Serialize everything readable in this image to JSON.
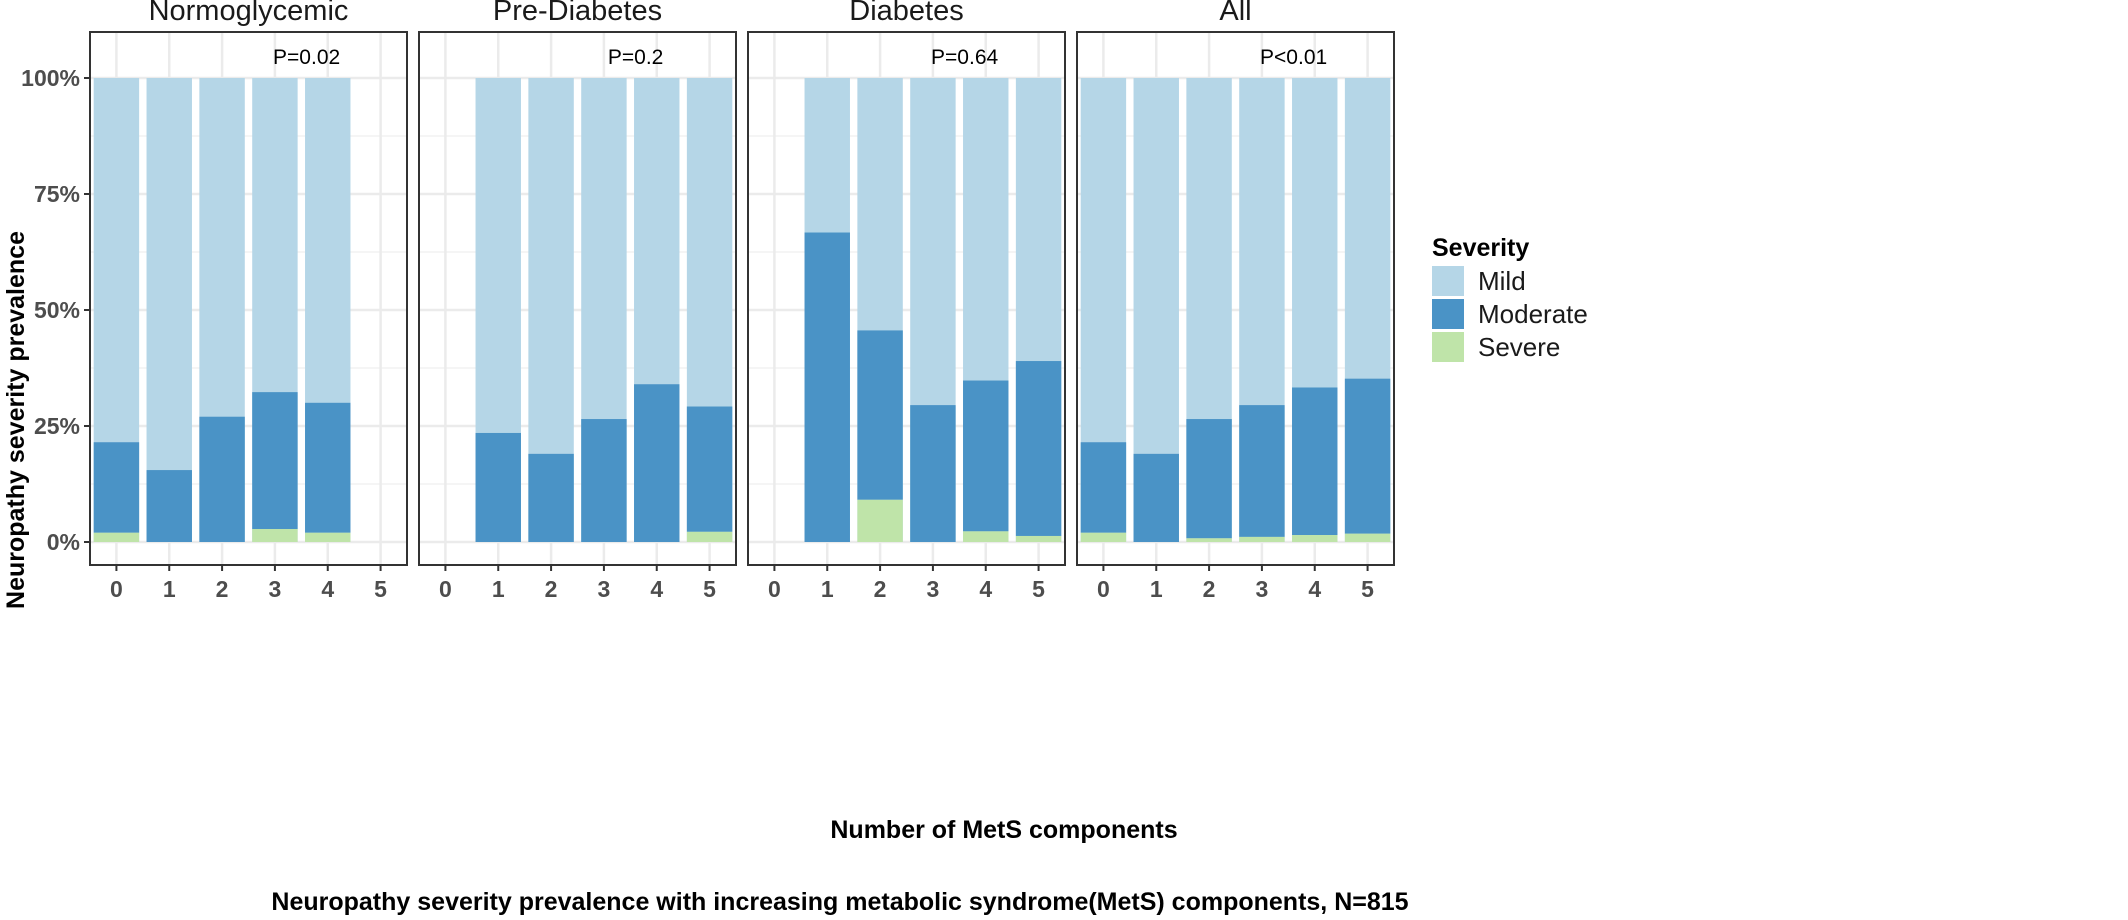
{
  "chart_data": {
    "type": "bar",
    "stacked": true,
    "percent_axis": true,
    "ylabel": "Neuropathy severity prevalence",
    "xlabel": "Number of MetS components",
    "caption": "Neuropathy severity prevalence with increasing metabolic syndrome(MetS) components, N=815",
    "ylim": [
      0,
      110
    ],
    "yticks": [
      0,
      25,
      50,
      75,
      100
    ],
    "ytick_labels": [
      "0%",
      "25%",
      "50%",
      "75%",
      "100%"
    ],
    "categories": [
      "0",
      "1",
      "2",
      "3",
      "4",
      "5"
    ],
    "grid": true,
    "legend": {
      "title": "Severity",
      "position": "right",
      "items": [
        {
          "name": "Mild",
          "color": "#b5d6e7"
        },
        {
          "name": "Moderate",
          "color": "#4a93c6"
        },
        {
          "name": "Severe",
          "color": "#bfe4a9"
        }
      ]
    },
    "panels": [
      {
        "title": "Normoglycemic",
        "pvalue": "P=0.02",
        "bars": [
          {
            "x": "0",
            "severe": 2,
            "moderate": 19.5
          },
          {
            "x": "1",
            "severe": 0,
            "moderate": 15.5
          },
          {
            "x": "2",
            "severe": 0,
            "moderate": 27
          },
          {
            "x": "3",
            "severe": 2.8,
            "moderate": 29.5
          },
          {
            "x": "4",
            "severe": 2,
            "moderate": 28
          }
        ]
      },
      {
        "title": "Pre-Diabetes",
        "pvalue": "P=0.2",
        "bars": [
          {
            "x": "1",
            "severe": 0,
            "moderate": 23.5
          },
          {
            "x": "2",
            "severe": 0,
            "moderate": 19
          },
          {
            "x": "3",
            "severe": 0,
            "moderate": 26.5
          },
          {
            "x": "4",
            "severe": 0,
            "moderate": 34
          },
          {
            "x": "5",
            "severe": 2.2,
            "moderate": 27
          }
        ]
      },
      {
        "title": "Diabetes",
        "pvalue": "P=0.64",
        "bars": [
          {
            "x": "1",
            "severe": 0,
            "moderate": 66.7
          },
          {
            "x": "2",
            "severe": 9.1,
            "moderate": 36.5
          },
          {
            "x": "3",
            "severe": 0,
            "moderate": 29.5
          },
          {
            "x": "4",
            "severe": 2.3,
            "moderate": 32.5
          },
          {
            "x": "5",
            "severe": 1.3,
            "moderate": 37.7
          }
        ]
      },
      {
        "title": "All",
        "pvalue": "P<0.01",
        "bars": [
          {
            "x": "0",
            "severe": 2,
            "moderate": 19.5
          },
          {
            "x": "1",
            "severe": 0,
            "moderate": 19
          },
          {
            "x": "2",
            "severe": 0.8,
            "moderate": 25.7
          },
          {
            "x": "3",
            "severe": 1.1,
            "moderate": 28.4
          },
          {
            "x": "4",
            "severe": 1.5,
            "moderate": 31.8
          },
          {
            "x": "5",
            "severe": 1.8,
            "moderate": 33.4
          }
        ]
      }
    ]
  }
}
###
- **Brief**
Of all the lines in the material above, how many contain the word "color"? Give only the count.

- **Complete answer**
3